Work required: Write out all the data again, exactly as it stands.

[Records from a collection]
________________________________________

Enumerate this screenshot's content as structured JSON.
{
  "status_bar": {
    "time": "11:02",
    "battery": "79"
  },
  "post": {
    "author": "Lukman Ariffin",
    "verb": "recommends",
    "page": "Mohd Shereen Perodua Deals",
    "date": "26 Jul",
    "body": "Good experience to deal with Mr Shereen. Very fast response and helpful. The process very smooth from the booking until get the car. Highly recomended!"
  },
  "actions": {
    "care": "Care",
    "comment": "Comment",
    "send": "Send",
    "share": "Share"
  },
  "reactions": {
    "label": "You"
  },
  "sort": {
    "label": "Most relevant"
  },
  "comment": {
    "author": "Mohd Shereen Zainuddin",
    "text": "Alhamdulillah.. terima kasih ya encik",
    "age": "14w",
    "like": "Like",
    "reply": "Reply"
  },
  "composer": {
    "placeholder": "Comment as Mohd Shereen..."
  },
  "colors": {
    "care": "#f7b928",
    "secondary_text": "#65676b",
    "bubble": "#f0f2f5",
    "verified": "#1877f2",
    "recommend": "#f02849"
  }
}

________________________________________

Solution:
Enumerate this screenshot's content as structured JSON.
{
  "status_bar": {
    "time": "11:02",
    "battery": "79"
  },
  "post": {
    "author": "Lukman Ariffin",
    "verb": "recommends",
    "page": "Mohd Shereen Perodua Deals",
    "date": "26 Jul",
    "body": "Good experience to deal with Mr Shereen. Very fast response and helpful. The process very smooth from the booking until get the car. Highly recomended!"
  },
  "actions": {
    "care": "Care",
    "comment": "Comment",
    "send": "Send",
    "share": "Share"
  },
  "reactions": {
    "label": "You"
  },
  "sort": {
    "label": "Most relevant"
  },
  "comment": {
    "author": "Mohd Shereen Zainuddin",
    "text": "Alhamdulillah.. terima kasih ya encik",
    "age": "14w",
    "like": "Like",
    "reply": "Reply"
  },
  "composer": {
    "placeholder": "Comment as Mohd Shereen..."
  },
  "colors": {
    "care": "#f7b928",
    "secondary_text": "#65676b",
    "bubble": "#f0f2f5",
    "verified": "#1877f2",
    "recommend": "#f02849"
  }
}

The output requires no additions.